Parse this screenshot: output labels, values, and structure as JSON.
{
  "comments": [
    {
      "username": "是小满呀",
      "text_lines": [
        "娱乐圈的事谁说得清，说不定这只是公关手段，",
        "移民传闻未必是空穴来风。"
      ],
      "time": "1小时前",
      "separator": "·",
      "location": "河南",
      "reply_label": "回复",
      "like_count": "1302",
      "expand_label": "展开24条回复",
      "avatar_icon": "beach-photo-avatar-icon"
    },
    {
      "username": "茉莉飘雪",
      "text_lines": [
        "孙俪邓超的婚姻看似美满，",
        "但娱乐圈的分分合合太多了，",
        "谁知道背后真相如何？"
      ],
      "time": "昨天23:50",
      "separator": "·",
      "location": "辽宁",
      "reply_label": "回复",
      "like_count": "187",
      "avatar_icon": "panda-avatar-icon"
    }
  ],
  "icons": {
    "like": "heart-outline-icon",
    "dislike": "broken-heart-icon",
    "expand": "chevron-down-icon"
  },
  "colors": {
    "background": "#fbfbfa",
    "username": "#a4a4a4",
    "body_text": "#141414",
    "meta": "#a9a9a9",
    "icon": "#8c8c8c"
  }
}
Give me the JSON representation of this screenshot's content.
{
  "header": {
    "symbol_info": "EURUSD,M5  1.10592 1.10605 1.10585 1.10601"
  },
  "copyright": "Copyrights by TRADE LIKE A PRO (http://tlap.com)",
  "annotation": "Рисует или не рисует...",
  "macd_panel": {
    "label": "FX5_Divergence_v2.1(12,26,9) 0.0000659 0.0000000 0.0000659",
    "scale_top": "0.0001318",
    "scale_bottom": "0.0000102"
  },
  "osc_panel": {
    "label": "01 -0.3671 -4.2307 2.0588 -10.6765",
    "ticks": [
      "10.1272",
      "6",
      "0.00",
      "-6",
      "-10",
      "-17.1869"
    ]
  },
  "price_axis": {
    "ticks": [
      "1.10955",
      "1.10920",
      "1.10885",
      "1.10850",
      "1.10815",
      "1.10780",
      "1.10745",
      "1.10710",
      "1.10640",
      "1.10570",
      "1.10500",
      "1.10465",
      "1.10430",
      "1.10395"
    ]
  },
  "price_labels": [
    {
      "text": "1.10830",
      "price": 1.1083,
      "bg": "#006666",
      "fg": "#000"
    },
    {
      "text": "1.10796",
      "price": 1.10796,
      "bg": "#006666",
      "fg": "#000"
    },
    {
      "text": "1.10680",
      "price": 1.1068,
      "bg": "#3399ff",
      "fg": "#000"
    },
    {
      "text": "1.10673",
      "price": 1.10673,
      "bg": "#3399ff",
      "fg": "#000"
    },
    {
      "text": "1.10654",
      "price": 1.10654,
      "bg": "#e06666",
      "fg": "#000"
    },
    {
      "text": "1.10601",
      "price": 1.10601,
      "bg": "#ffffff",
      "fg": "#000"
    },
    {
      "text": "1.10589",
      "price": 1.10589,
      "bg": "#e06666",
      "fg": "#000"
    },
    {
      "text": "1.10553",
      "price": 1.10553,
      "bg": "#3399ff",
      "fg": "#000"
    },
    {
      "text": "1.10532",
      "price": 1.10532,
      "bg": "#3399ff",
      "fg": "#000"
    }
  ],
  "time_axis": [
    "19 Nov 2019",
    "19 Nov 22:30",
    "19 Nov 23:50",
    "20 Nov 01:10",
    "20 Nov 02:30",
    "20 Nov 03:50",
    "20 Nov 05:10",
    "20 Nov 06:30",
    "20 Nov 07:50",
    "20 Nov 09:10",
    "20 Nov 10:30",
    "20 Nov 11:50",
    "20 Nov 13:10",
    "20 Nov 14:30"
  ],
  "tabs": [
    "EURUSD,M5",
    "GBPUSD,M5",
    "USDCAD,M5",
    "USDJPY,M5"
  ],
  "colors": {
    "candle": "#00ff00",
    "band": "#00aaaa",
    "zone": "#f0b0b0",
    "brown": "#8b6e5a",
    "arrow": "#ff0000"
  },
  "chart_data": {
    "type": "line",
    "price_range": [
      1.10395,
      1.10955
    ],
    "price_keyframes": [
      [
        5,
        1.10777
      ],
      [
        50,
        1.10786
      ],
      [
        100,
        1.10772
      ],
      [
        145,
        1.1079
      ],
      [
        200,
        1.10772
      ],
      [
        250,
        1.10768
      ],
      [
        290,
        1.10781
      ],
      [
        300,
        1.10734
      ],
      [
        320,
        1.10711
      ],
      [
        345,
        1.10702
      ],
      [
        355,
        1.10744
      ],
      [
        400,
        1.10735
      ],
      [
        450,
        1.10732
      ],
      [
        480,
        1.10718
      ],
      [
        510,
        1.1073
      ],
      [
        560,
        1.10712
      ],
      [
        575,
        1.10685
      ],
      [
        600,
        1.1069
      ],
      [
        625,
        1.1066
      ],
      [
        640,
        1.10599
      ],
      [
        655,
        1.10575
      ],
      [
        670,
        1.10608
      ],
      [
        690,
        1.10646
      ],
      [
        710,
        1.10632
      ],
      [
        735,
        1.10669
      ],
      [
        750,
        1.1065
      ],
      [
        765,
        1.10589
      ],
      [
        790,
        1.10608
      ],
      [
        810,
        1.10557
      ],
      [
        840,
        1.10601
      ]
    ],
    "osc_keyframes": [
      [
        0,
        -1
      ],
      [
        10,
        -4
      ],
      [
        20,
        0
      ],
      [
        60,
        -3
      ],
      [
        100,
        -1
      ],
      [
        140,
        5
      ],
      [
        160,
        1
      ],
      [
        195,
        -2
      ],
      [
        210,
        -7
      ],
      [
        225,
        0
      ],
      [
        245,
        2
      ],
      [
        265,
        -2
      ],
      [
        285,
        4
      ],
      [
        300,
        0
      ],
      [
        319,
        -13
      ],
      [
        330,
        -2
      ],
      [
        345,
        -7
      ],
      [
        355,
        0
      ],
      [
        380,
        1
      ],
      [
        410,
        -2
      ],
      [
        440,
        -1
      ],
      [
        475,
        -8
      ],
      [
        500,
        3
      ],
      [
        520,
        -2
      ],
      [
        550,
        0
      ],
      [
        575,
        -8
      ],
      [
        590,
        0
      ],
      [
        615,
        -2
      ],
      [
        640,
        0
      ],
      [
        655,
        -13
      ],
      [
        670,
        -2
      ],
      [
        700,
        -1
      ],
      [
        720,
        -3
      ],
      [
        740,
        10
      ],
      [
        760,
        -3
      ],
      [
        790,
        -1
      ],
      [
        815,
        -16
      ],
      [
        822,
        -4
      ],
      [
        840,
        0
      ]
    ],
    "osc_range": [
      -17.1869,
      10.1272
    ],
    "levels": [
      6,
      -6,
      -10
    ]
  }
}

--------------------

* [EXERCISE DIRECTIONS]
Write the data out again in full and exactly.

* [EXERCISE SOLUTION]
Parse this screenshot: output labels, values, and structure as JSON.
{
  "comments": [
    {
      "username": "是小满呀",
      "text_lines": [
        "娱乐圈的事谁说得清，说不定这只是公关手段，",
        "移民传闻未必是空穴来风。"
      ],
      "time": "1小时前",
      "separator": "·",
      "location": "河南",
      "reply_label": "回复",
      "like_count": "1302",
      "expand_label": "展开24条回复",
      "avatar_icon": "beach-photo-avatar-icon"
    },
    {
      "username": "茉莉飘雪",
      "text_lines": [
        "孙俪邓超的婚姻看似美满，",
        "但娱乐圈的分分合合太多了，",
        "谁知道背后真相如何？"
      ],
      "time": "昨天23:50",
      "separator": "·",
      "location": "辽宁",
      "reply_label": "回复",
      "like_count": "187",
      "avatar_icon": "panda-avatar-icon"
    }
  ],
  "icons": {
    "like": "heart-outline-icon",
    "dislike": "broken-heart-icon",
    "expand": "chevron-down-icon"
  },
  "colors": {
    "background": "#fbfbfa",
    "username": "#a4a4a4",
    "body_text": "#141414",
    "meta": "#a9a9a9",
    "icon": "#8c8c8c"
  }
}
Give me the JSON representation of this screenshot's content.
{
  "header": {
    "symbol_info": "EURUSD,M5  1.10592 1.10605 1.10585 1.10601"
  },
  "copyright": "Copyrights by TRADE LIKE A PRO (http://tlap.com)",
  "annotation": "Рисует или не рисует...",
  "macd_panel": {
    "label": "FX5_Divergence_v2.1(12,26,9) 0.0000659 0.0000000 0.0000659",
    "scale_top": "0.0001318",
    "scale_bottom": "0.0000102"
  },
  "osc_panel": {
    "label": "01 -0.3671 -4.2307 2.0588 -10.6765",
    "ticks": [
      "10.1272",
      "6",
      "0.00",
      "-6",
      "-10",
      "-17.1869"
    ]
  },
  "price_axis": {
    "ticks": [
      "1.10955",
      "1.10920",
      "1.10885",
      "1.10850",
      "1.10815",
      "1.10780",
      "1.10745",
      "1.10710",
      "1.10640",
      "1.10570",
      "1.10500",
      "1.10465",
      "1.10430",
      "1.10395"
    ]
  },
  "price_labels": [
    {
      "text": "1.10830",
      "price": 1.1083,
      "bg": "#006666",
      "fg": "#000"
    },
    {
      "text": "1.10796",
      "price": 1.10796,
      "bg": "#006666",
      "fg": "#000"
    },
    {
      "text": "1.10680",
      "price": 1.1068,
      "bg": "#3399ff",
      "fg": "#000"
    },
    {
      "text": "1.10673",
      "price": 1.10673,
      "bg": "#3399ff",
      "fg": "#000"
    },
    {
      "text": "1.10654",
      "price": 1.10654,
      "bg": "#e06666",
      "fg": "#000"
    },
    {
      "text": "1.10601",
      "price": 1.10601,
      "bg": "#ffffff",
      "fg": "#000"
    },
    {
      "text": "1.10589",
      "price": 1.10589,
      "bg": "#e06666",
      "fg": "#000"
    },
    {
      "text": "1.10553",
      "price": 1.10553,
      "bg": "#3399ff",
      "fg": "#000"
    },
    {
      "text": "1.10532",
      "price": 1.10532,
      "bg": "#3399ff",
      "fg": "#000"
    }
  ],
  "time_axis": [
    "19 Nov 2019",
    "19 Nov 22:30",
    "19 Nov 23:50",
    "20 Nov 01:10",
    "20 Nov 02:30",
    "20 Nov 03:50",
    "20 Nov 05:10",
    "20 Nov 06:30",
    "20 Nov 07:50",
    "20 Nov 09:10",
    "20 Nov 10:30",
    "20 Nov 11:50",
    "20 Nov 13:10",
    "20 Nov 14:30"
  ],
  "tabs": [
    "EURUSD,M5",
    "GBPUSD,M5",
    "USDCAD,M5",
    "USDJPY,M5"
  ],
  "colors": {
    "candle": "#00ff00",
    "band": "#00aaaa",
    "zone": "#f0b0b0",
    "brown": "#8b6e5a",
    "arrow": "#ff0000"
  },
  "chart_data": {
    "type": "line",
    "price_range": [
      1.10395,
      1.10955
    ],
    "price_keyframes": [
      [
        5,
        1.10777
      ],
      [
        50,
        1.10786
      ],
      [
        100,
        1.10772
      ],
      [
        145,
        1.1079
      ],
      [
        200,
        1.10772
      ],
      [
        250,
        1.10768
      ],
      [
        290,
        1.10781
      ],
      [
        300,
        1.10734
      ],
      [
        320,
        1.10711
      ],
      [
        345,
        1.10702
      ],
      [
        355,
        1.10744
      ],
      [
        400,
        1.10735
      ],
      [
        450,
        1.10732
      ],
      [
        480,
        1.10718
      ],
      [
        510,
        1.1073
      ],
      [
        560,
        1.10712
      ],
      [
        575,
        1.10685
      ],
      [
        600,
        1.1069
      ],
      [
        625,
        1.1066
      ],
      [
        640,
        1.10599
      ],
      [
        655,
        1.10575
      ],
      [
        670,
        1.10608
      ],
      [
        690,
        1.10646
      ],
      [
        710,
        1.10632
      ],
      [
        735,
        1.10669
      ],
      [
        750,
        1.1065
      ],
      [
        765,
        1.10589
      ],
      [
        790,
        1.10608
      ],
      [
        810,
        1.10557
      ],
      [
        840,
        1.10601
      ]
    ],
    "osc_keyframes": [
      [
        0,
        -1
      ],
      [
        10,
        -4
      ],
      [
        20,
        0
      ],
      [
        60,
        -3
      ],
      [
        100,
        -1
      ],
      [
        140,
        5
      ],
      [
        160,
        1
      ],
      [
        195,
        -2
      ],
      [
        210,
        -7
      ],
      [
        225,
        0
      ],
      [
        245,
        2
      ],
      [
        265,
        -2
      ],
      [
        285,
        4
      ],
      [
        300,
        0
      ],
      [
        319,
        -13
      ],
      [
        330,
        -2
      ],
      [
        345,
        -7
      ],
      [
        355,
        0
      ],
      [
        380,
        1
      ],
      [
        410,
        -2
      ],
      [
        440,
        -1
      ],
      [
        475,
        -8
      ],
      [
        500,
        3
      ],
      [
        520,
        -2
      ],
      [
        550,
        0
      ],
      [
        575,
        -8
      ],
      [
        590,
        0
      ],
      [
        615,
        -2
      ],
      [
        640,
        0
      ],
      [
        655,
        -13
      ],
      [
        670,
        -2
      ],
      [
        700,
        -1
      ],
      [
        720,
        -3
      ],
      [
        740,
        10
      ],
      [
        760,
        -3
      ],
      [
        790,
        -1
      ],
      [
        815,
        -16
      ],
      [
        822,
        -4
      ],
      [
        840,
        0
      ]
    ],
    "osc_range": [
      -17.1869,
      10.1272
    ],
    "levels": [
      6,
      -6,
      -10
    ]
  }
}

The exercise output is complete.